Below are the records; copy each line in them that holds the word "solududhkundamun".

== The data ==

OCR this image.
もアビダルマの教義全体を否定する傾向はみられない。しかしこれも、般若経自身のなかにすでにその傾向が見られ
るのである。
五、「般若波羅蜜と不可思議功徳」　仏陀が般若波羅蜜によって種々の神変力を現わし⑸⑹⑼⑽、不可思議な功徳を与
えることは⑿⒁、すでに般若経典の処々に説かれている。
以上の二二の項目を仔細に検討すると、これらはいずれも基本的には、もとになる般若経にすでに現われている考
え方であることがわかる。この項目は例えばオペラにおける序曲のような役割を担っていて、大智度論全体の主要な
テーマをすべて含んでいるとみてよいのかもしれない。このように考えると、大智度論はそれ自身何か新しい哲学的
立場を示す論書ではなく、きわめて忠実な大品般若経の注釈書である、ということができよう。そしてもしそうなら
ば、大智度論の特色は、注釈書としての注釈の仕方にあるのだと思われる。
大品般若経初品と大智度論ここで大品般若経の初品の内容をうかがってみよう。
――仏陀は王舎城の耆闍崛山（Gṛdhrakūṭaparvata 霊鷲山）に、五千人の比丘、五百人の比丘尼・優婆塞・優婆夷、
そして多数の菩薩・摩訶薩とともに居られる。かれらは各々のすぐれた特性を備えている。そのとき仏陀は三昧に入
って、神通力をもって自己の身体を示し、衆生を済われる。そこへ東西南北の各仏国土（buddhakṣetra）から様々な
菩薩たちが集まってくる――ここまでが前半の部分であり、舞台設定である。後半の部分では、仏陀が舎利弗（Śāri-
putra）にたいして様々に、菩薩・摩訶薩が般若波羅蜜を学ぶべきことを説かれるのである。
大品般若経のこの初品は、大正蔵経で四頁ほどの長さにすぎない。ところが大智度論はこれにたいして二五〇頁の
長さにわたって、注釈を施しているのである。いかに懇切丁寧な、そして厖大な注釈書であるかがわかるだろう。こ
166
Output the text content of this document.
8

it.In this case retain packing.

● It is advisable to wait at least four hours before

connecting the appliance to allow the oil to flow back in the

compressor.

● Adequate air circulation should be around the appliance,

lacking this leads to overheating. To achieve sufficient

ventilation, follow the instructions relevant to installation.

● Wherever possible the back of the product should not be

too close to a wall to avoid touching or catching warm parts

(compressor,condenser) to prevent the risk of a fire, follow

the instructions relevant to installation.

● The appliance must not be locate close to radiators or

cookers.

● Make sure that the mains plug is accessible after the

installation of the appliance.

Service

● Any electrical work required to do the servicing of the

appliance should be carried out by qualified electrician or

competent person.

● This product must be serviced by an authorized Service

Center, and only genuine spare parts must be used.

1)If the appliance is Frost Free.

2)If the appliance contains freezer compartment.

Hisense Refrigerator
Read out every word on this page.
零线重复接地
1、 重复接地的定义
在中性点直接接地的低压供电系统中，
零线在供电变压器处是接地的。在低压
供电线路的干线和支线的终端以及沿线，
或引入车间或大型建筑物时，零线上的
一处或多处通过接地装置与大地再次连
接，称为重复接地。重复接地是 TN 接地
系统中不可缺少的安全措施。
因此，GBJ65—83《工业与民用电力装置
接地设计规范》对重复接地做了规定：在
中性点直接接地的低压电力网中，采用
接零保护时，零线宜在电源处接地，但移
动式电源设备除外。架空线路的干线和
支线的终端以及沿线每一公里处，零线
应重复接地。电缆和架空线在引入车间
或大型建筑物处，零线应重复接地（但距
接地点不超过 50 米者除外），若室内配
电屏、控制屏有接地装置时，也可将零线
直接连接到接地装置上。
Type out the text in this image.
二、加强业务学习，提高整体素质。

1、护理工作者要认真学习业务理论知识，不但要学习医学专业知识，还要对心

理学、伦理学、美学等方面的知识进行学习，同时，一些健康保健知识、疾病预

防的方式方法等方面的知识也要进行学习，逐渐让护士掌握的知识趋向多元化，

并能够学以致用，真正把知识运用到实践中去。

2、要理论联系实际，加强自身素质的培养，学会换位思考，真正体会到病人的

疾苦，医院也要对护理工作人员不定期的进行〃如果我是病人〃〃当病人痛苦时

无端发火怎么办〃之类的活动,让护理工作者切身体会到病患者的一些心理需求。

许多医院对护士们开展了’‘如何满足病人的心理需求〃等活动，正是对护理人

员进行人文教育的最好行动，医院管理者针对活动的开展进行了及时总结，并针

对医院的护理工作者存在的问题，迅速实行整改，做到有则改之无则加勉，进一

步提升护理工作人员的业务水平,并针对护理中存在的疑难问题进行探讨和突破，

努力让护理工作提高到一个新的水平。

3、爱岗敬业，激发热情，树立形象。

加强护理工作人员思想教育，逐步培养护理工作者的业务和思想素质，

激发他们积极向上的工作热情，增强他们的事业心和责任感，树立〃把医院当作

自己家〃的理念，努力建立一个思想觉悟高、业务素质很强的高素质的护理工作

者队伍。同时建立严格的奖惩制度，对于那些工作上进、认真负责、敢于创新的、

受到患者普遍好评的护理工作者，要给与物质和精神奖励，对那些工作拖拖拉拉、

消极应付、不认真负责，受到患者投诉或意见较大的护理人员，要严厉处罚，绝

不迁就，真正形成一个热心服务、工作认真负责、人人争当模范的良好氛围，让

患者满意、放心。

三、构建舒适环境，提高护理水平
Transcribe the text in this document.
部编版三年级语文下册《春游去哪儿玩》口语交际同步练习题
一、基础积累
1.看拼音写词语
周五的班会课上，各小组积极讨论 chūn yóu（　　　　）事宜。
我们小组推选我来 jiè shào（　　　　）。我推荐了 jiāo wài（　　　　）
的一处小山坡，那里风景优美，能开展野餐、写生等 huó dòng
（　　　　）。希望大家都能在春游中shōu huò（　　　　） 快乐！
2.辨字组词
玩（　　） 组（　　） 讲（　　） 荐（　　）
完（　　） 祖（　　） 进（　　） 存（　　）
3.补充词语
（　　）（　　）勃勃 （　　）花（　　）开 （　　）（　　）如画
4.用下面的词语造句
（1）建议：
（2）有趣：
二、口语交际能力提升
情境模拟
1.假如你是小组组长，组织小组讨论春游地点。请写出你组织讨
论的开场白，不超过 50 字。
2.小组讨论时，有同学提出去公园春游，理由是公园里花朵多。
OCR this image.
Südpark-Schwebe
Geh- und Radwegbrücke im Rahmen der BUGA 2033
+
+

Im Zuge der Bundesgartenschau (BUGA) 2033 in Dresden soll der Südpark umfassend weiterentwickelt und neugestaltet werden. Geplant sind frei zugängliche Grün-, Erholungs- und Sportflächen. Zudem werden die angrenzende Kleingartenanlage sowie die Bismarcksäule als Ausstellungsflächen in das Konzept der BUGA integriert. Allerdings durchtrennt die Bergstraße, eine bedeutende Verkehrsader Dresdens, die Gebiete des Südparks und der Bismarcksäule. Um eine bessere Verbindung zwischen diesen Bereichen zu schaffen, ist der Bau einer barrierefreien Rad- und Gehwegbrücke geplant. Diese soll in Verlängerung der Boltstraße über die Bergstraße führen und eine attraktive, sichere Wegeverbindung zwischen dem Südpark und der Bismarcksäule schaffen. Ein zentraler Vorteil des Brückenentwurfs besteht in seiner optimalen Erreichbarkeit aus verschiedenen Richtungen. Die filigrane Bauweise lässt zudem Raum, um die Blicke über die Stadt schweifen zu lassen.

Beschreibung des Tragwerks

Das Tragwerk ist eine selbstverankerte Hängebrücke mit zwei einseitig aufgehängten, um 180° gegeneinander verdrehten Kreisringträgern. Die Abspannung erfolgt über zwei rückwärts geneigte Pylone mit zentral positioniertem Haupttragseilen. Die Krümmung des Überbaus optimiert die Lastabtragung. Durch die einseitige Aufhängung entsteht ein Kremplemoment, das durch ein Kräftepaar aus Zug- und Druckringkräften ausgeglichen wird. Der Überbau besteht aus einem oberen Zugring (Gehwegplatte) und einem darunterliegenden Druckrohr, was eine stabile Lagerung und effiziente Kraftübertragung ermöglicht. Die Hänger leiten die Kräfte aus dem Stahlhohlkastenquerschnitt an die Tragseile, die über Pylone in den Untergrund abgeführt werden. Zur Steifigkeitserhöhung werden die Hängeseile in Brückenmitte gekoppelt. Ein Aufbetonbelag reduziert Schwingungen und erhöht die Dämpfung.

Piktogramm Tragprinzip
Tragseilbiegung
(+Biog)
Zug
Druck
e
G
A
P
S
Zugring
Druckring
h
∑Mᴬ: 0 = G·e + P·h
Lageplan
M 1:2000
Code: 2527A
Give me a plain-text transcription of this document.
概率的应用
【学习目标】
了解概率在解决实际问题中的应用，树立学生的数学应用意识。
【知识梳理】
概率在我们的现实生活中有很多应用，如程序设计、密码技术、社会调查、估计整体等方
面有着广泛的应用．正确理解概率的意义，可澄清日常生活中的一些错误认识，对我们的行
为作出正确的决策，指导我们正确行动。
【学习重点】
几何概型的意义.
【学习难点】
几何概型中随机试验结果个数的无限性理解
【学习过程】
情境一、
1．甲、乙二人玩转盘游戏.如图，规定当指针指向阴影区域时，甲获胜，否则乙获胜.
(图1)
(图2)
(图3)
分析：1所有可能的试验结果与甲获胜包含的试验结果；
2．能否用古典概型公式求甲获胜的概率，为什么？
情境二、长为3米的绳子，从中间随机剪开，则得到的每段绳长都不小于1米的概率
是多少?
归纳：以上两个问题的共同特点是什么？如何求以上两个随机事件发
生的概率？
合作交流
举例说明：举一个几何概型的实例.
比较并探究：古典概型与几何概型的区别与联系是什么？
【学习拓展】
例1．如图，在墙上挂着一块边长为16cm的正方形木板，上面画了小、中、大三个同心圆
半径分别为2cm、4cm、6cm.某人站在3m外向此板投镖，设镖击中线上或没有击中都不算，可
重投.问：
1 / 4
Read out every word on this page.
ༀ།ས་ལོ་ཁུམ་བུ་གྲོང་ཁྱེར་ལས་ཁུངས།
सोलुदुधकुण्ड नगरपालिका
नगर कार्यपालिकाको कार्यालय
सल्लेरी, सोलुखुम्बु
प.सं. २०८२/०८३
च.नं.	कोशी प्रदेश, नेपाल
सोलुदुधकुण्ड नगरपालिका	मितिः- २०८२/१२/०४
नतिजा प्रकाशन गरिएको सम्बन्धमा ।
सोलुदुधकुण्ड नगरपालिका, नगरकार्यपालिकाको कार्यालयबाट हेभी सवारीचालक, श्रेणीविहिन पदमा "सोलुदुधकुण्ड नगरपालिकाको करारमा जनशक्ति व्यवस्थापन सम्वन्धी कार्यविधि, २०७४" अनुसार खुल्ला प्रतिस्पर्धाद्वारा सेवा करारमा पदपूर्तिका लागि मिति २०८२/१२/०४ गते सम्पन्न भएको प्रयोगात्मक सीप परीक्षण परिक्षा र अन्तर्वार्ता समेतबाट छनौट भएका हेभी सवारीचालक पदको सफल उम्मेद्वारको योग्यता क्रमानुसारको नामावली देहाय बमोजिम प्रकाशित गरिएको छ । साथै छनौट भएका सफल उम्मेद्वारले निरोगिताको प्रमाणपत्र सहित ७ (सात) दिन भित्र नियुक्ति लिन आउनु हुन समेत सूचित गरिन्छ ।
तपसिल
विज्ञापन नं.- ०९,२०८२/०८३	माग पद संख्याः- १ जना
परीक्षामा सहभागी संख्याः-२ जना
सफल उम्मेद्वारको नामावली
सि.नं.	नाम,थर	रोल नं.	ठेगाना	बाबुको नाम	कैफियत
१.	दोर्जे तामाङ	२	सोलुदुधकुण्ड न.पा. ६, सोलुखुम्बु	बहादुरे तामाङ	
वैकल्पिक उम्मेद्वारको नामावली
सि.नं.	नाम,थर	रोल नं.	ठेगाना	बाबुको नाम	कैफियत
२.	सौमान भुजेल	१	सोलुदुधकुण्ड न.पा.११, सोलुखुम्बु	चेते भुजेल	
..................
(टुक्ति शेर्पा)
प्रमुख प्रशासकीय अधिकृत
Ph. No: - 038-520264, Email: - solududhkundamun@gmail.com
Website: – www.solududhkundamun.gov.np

===

__Response for this exercise__:
Ph. No: - 038-520264, Email: - solududhkundamun@gmail.com
Website: – www.solududhkundamun.gov.np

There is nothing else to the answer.